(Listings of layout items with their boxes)
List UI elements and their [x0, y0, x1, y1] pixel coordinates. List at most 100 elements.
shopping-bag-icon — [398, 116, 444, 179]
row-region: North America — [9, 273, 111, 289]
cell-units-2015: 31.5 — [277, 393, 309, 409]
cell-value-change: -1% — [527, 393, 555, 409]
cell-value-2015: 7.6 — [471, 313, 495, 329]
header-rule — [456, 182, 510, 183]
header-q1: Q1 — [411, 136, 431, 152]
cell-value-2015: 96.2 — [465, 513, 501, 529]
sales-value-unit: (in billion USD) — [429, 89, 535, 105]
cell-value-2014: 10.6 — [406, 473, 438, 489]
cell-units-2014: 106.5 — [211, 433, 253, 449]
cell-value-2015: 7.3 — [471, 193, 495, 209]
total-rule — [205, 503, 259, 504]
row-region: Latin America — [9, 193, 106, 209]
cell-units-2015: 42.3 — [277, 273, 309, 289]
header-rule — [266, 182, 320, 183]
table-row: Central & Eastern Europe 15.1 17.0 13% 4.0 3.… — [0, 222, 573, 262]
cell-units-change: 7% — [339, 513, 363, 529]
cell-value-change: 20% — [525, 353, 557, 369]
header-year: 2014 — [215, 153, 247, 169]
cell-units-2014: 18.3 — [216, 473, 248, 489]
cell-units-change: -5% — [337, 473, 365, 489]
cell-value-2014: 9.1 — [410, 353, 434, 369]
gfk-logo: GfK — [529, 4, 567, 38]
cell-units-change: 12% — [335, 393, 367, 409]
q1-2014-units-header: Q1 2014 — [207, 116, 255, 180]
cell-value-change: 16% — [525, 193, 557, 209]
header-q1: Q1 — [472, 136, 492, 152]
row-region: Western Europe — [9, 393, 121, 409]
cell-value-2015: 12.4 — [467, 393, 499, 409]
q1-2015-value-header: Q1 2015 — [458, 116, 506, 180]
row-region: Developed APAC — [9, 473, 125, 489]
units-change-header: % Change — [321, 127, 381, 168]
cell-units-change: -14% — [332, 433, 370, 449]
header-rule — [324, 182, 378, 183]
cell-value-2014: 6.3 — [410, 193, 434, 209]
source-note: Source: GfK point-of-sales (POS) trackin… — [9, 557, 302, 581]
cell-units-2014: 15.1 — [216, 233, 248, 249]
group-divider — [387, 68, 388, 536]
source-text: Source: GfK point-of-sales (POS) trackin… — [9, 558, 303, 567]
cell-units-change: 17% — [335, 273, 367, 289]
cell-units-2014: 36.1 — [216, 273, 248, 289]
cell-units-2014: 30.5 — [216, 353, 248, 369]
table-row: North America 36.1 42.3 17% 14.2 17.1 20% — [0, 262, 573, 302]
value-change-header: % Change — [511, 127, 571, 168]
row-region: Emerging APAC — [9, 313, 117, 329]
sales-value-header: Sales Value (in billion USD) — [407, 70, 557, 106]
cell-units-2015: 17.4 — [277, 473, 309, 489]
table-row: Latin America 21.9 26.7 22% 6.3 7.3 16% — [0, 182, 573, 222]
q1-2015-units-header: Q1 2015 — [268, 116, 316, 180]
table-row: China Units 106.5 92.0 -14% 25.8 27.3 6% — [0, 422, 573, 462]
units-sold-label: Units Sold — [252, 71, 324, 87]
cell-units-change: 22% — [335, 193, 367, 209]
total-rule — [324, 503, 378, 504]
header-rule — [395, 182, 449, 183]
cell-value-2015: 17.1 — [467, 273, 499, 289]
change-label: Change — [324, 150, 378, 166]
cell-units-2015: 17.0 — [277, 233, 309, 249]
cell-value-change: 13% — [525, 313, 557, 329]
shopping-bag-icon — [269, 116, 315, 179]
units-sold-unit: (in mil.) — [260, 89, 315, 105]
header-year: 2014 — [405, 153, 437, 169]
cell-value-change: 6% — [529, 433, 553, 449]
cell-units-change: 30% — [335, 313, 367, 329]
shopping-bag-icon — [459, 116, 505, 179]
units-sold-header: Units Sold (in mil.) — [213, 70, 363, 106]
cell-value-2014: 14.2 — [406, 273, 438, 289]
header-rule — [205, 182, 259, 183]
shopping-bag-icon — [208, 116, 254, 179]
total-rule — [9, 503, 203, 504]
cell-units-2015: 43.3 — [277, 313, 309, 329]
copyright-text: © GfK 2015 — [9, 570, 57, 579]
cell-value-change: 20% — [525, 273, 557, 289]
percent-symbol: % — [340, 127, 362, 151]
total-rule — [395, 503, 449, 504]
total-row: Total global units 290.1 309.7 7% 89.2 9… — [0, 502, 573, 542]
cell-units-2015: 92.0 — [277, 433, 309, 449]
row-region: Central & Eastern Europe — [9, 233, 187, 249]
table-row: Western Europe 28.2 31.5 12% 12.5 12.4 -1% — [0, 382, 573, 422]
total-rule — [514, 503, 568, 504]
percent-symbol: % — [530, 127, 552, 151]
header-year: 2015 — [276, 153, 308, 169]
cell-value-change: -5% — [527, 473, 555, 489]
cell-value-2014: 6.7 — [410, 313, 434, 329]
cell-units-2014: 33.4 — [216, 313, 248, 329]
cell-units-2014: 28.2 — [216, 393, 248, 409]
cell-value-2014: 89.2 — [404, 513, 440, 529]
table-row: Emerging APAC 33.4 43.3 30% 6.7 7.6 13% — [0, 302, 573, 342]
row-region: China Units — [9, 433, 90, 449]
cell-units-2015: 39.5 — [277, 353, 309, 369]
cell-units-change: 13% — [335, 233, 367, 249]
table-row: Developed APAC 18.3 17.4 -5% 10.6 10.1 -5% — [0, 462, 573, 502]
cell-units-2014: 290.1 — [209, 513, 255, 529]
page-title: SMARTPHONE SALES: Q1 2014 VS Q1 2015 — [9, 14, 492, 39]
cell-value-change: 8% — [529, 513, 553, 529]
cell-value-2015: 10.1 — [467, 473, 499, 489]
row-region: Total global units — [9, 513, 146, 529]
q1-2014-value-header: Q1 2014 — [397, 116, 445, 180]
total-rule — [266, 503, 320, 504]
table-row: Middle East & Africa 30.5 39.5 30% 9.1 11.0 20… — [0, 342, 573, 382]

**Task instructions:**
Please copy every listing above line for line, changing nothing.

**Solved problem:**
List UI elements and their [x0, y0, x1, y1] pixel coordinates. List at most 100 elements.
shopping-bag-icon — [398, 116, 444, 179]
row-region: North America — [9, 273, 111, 289]
cell-units-2015: 31.5 — [277, 393, 309, 409]
cell-value-change: -1% — [527, 393, 555, 409]
cell-value-2015: 7.6 — [471, 313, 495, 329]
header-rule — [456, 182, 510, 183]
header-q1: Q1 — [411, 136, 431, 152]
cell-value-2015: 96.2 — [465, 513, 501, 529]
sales-value-unit: (in billion USD) — [429, 89, 535, 105]
cell-value-2014: 10.6 — [406, 473, 438, 489]
cell-units-2014: 106.5 — [211, 433, 253, 449]
cell-value-2015: 7.3 — [471, 193, 495, 209]
total-rule — [205, 503, 259, 504]
row-region: Latin America — [9, 193, 106, 209]
cell-units-2015: 42.3 — [277, 273, 309, 289]
header-rule — [266, 182, 320, 183]
table-row: Central & Eastern Europe 15.1 17.0 13% 4.0 3.… — [0, 222, 573, 262]
cell-units-change: 7% — [339, 513, 363, 529]
cell-value-change: 20% — [525, 353, 557, 369]
header-year: 2014 — [215, 153, 247, 169]
cell-units-2014: 18.3 — [216, 473, 248, 489]
cell-units-change: -5% — [337, 473, 365, 489]
cell-value-2014: 9.1 — [410, 353, 434, 369]
gfk-logo: GfK — [529, 4, 567, 38]
cell-units-change: 12% — [335, 393, 367, 409]
q1-2014-units-header: Q1 2014 — [207, 116, 255, 180]
cell-value-change: 16% — [525, 193, 557, 209]
header-q1: Q1 — [472, 136, 492, 152]
row-region: Western Europe — [9, 393, 121, 409]
cell-value-2015: 12.4 — [467, 393, 499, 409]
q1-2015-value-header: Q1 2015 — [458, 116, 506, 180]
row-region: Developed APAC — [9, 473, 125, 489]
units-change-header: % Change — [321, 127, 381, 168]
cell-units-change: -14% — [332, 433, 370, 449]
header-rule — [324, 182, 378, 183]
cell-value-2014: 6.3 — [410, 193, 434, 209]
source-note: Source: GfK point-of-sales (POS) trackin… — [9, 557, 302, 581]
cell-units-2014: 15.1 — [216, 233, 248, 249]
group-divider — [387, 68, 388, 536]
source-text: Source: GfK point-of-sales (POS) trackin… — [9, 558, 303, 567]
cell-units-change: 17% — [335, 273, 367, 289]
cell-units-2014: 36.1 — [216, 273, 248, 289]
cell-units-2014: 30.5 — [216, 353, 248, 369]
table-row: North America 36.1 42.3 17% 14.2 17.1 20% — [0, 262, 573, 302]
value-change-header: % Change — [511, 127, 571, 168]
row-region: Emerging APAC — [9, 313, 117, 329]
sales-value-header: Sales Value (in billion USD) — [407, 70, 557, 106]
cell-units-2015: 17.4 — [277, 473, 309, 489]
table-row: Latin America 21.9 26.7 22% 6.3 7.3 16% — [0, 182, 573, 222]
q1-2015-units-header: Q1 2015 — [268, 116, 316, 180]
table-row: China Units 106.5 92.0 -14% 25.8 27.3 6% — [0, 422, 573, 462]
units-sold-label: Units Sold — [252, 71, 324, 87]
cell-units-change: 22% — [335, 193, 367, 209]
total-rule — [324, 503, 378, 504]
header-rule — [395, 182, 449, 183]
cell-value-2015: 17.1 — [467, 273, 499, 289]
change-label: Change — [324, 150, 378, 166]
cell-units-2015: 17.0 — [277, 233, 309, 249]
cell-value-change: 13% — [525, 313, 557, 329]
shopping-bag-icon — [269, 116, 315, 179]
units-sold-unit: (in mil.) — [260, 89, 315, 105]
header-year: 2014 — [405, 153, 437, 169]
cell-value-change: 6% — [529, 433, 553, 449]
cell-units-change: 30% — [335, 313, 367, 329]
shopping-bag-icon — [459, 116, 505, 179]
units-sold-header: Units Sold (in mil.) — [213, 70, 363, 106]
cell-value-2014: 14.2 — [406, 273, 438, 289]
header-rule — [205, 182, 259, 183]
shopping-bag-icon — [208, 116, 254, 179]
total-rule — [9, 503, 203, 504]
cell-units-2015: 43.3 — [277, 313, 309, 329]
copyright-text: © GfK 2015 — [9, 570, 57, 579]
cell-value-change: 20% — [525, 273, 557, 289]
percent-symbol: % — [340, 127, 362, 151]
total-rule — [395, 503, 449, 504]
total-row: Total global units 290.1 309.7 7% 89.2 9… — [0, 502, 573, 542]
cell-units-2015: 92.0 — [277, 433, 309, 449]
row-region: Central & Eastern Europe — [9, 233, 187, 249]
table-row: Western Europe 28.2 31.5 12% 12.5 12.4 -1% — [0, 382, 573, 422]
total-rule — [514, 503, 568, 504]
percent-symbol: % — [530, 127, 552, 151]
header-year: 2015 — [276, 153, 308, 169]
cell-value-change: -5% — [527, 473, 555, 489]
cell-value-2014: 6.7 — [410, 313, 434, 329]
cell-units-2014: 33.4 — [216, 313, 248, 329]
cell-units-2014: 28.2 — [216, 393, 248, 409]
cell-value-2014: 89.2 — [404, 513, 440, 529]
table-row: Emerging APAC 33.4 43.3 30% 6.7 7.6 13% — [0, 302, 573, 342]
row-region: China Units — [9, 433, 90, 449]
cell-units-2015: 39.5 — [277, 353, 309, 369]
cell-units-change: 13% — [335, 233, 367, 249]
table-row: Developed APAC 18.3 17.4 -5% 10.6 10.1 -5% — [0, 462, 573, 502]
cell-units-2014: 290.1 — [209, 513, 255, 529]
page-title: SMARTPHONE SALES: Q1 2014 VS Q1 2015 — [9, 14, 492, 39]
cell-value-change: 8% — [529, 513, 553, 529]
cell-value-2015: 10.1 — [467, 473, 499, 489]
row-region: Total global units — [9, 513, 146, 529]
q1-2014-value-header: Q1 2014 — [397, 116, 445, 180]
total-rule — [266, 503, 320, 504]
table-row: Middle East & Africa 30.5 39.5 30% 9.1 11.0 20… — [0, 342, 573, 382]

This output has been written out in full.